(Stored records)
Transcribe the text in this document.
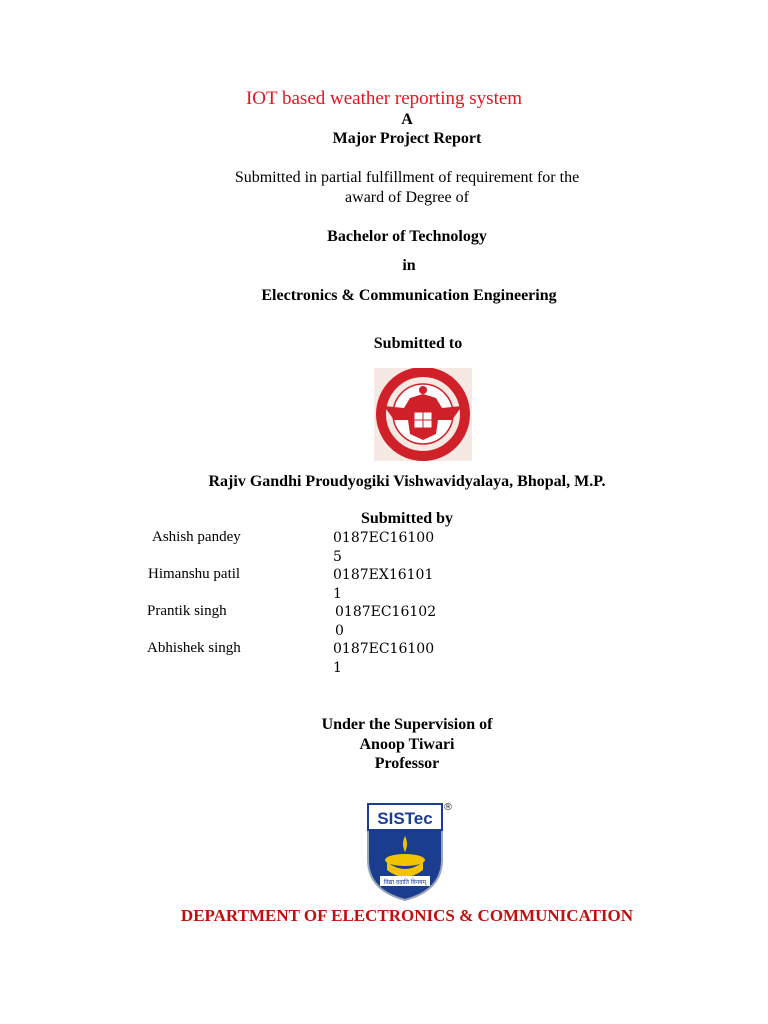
IOT based weather reporting system
A
Major Project Report
Submitted in partial fulfillment of requirement for the
award of Degree of
Bachelor of Technology
in
Electronics & Communication Engineering
Submitted to
Rajiv Gandhi Proudyogiki Vishwavidyalaya, Bhopal, M.P.
Submitted by
Ashish pandey	0187EC16100
5
Himanshu patil	0187EX16101
1
Prantik singh	0187EC16102
0
Abhishek singh	0187EC16100
1
Under the Supervision of
Anoop Tiwari
Professor
SISTec
विद्या ददाति विनयम्
®
DEPARTMENT OF ELECTRONICS & COMMUNICATION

> **EXERCISE REQUIREMENTS**
Reproduce the material above verbatim; omit every picture.

> **ANSWER FOR THIS EXERCISE**
Transcribe the text in this document.
IOT based weather reporting system
A
Major Project Report
Submitted in partial fulfillment of requirement for the
award of Degree of
Bachelor of Technology
in
Electronics & Communication Engineering
Submitted to
Rajiv Gandhi Proudyogiki Vishwavidyalaya, Bhopal, M.P.
Submitted by
Ashish pandey	0187EC16100
5
Himanshu patil	0187EX16101
1
Prantik singh	0187EC16102
0
Abhishek singh	0187EC16100
1
Under the Supervision of
Anoop Tiwari
Professor
SISTec
विद्या ददाति विनयम्
®
DEPARTMENT OF ELECTRONICS & COMMUNICATION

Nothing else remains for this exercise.